## WHAT THE TASK ASKS
Reproduce each line bearing the word "blot".

***** DATA SUPPLIED

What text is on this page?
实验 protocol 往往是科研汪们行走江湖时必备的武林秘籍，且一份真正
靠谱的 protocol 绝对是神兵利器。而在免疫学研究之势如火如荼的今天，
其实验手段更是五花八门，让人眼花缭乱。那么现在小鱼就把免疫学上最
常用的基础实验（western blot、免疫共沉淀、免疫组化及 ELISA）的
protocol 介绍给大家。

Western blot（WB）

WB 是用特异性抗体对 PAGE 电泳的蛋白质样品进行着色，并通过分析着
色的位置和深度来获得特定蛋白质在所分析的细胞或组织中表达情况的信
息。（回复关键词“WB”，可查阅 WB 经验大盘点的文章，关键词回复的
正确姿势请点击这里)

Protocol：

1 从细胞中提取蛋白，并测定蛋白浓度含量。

**********

## SOLUTION TO THIS PROBLEM
常用的基础实验（western blot、免疫共沉淀、免疫组化及 ELISA）的
Western blot（WB）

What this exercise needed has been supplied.